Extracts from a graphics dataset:
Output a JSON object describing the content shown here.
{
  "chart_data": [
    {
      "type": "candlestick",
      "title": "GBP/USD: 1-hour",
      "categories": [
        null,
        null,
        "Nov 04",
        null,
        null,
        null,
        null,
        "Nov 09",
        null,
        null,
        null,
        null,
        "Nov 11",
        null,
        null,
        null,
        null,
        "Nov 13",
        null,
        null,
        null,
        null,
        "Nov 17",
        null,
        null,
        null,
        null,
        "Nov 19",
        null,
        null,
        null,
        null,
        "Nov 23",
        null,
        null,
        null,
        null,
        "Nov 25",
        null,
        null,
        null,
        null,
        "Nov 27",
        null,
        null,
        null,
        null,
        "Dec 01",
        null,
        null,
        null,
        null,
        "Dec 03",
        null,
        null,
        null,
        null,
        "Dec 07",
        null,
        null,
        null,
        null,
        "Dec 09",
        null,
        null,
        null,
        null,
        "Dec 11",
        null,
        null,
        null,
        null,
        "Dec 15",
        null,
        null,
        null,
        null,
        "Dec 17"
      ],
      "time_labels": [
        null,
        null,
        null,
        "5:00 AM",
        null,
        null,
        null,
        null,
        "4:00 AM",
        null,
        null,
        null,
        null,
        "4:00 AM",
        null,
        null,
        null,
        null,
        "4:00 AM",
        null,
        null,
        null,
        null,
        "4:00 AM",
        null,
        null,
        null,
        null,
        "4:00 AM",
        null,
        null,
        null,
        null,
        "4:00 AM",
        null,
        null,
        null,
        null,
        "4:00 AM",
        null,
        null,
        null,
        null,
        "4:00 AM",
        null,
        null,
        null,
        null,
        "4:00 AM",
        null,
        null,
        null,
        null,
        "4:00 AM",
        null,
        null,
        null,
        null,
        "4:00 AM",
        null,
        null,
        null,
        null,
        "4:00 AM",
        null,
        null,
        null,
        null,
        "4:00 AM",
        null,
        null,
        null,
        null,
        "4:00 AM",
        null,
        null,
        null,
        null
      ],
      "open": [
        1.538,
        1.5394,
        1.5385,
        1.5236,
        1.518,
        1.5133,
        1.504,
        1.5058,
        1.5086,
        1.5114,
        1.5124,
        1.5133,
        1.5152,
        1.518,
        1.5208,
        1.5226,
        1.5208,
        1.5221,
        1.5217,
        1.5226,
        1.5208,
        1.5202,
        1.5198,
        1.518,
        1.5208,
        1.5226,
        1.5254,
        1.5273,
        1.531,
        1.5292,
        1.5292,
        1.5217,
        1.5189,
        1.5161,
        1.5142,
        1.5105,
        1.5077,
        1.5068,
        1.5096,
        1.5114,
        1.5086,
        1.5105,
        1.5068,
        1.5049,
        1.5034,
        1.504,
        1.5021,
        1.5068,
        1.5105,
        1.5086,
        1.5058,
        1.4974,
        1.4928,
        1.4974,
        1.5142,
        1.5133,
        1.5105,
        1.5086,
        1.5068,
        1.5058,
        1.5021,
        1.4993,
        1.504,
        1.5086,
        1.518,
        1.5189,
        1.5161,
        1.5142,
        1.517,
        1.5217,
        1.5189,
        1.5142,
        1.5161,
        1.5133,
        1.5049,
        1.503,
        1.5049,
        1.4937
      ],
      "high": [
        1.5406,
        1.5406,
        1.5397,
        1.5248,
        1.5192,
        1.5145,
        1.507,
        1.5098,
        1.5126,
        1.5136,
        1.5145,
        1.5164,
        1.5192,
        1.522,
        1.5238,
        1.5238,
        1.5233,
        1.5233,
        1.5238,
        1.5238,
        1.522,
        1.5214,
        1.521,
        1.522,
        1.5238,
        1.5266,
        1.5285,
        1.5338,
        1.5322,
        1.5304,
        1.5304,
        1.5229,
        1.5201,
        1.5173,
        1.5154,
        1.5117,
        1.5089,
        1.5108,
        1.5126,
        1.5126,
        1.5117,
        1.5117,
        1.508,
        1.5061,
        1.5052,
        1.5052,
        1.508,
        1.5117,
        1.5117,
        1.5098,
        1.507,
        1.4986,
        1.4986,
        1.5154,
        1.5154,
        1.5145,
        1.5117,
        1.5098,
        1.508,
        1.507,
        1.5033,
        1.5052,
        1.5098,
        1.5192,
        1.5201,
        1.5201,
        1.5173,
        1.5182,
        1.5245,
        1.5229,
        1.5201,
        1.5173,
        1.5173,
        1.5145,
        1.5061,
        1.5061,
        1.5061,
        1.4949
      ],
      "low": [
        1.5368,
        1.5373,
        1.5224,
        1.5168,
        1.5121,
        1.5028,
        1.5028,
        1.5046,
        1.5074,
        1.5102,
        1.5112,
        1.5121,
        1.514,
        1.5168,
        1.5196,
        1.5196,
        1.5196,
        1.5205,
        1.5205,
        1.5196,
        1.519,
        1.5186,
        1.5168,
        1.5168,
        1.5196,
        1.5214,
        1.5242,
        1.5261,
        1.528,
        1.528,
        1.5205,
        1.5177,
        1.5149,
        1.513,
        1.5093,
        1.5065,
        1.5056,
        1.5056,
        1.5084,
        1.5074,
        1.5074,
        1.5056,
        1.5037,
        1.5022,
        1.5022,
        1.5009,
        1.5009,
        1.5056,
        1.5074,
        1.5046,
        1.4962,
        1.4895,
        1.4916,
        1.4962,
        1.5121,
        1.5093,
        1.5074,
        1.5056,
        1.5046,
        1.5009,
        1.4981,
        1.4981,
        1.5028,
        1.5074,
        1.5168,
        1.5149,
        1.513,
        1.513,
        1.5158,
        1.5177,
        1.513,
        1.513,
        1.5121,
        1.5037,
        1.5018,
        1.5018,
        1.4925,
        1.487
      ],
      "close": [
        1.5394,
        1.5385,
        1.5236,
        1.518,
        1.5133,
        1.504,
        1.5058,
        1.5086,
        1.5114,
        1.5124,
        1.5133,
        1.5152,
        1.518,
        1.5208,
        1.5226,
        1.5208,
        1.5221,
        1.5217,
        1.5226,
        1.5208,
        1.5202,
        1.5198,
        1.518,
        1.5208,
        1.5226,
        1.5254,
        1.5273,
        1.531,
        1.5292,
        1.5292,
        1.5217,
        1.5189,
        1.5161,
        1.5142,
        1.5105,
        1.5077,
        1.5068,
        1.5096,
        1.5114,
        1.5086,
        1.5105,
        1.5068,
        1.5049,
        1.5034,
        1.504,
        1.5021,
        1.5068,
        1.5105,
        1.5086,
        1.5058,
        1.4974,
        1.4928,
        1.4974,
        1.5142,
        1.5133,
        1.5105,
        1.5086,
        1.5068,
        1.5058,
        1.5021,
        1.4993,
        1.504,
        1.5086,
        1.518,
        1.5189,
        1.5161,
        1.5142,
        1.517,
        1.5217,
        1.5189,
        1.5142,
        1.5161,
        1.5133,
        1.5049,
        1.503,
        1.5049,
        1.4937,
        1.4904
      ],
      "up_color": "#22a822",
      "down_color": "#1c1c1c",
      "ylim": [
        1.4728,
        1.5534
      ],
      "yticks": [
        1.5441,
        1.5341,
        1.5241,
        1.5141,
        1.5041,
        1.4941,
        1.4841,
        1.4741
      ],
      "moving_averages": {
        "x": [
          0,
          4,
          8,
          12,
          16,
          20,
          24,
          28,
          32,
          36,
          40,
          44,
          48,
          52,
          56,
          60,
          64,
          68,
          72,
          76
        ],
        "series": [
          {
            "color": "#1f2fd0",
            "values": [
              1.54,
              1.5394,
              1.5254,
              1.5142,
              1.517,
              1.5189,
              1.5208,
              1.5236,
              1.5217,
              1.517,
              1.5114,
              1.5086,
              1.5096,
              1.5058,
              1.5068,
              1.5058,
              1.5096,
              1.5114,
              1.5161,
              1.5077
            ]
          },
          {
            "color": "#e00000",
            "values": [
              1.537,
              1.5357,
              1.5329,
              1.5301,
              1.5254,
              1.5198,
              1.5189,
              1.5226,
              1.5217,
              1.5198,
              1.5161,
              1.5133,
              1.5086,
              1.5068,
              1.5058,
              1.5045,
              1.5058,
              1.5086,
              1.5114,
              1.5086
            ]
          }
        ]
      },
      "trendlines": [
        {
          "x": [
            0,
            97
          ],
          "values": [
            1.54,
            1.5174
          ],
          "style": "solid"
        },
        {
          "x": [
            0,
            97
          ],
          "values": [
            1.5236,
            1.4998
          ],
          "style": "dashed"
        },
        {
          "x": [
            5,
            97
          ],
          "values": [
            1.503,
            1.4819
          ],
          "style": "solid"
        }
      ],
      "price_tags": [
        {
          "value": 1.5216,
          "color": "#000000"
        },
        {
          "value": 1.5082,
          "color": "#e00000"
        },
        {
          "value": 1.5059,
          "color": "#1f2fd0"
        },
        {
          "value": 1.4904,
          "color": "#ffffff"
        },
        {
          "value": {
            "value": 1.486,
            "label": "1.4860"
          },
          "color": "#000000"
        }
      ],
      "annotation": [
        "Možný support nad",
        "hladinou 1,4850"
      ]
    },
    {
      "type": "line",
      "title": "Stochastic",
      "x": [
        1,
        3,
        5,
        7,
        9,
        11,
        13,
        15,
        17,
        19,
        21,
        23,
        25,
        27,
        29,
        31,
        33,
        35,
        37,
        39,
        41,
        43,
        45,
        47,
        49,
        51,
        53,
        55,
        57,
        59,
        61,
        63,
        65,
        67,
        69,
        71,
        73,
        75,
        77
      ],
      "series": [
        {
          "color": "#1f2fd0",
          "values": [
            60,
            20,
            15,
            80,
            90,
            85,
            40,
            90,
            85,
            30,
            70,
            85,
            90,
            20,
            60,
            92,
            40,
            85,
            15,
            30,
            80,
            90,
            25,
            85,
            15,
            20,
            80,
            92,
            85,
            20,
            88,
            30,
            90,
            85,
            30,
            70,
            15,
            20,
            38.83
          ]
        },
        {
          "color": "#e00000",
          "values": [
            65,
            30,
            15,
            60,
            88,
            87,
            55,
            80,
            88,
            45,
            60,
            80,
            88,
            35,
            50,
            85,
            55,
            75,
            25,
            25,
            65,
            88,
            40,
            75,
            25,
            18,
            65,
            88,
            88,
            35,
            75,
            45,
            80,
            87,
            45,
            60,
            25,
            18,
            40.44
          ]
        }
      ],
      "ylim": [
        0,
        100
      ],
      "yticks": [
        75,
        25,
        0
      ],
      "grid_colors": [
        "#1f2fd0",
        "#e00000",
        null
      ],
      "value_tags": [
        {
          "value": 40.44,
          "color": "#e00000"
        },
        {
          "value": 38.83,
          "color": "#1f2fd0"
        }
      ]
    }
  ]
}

What you will do —
Scan the data above and copy every line with "title" in it.

Answer —
      "title": "GBP/USD: 1-hour",
      "title": "Stochastic",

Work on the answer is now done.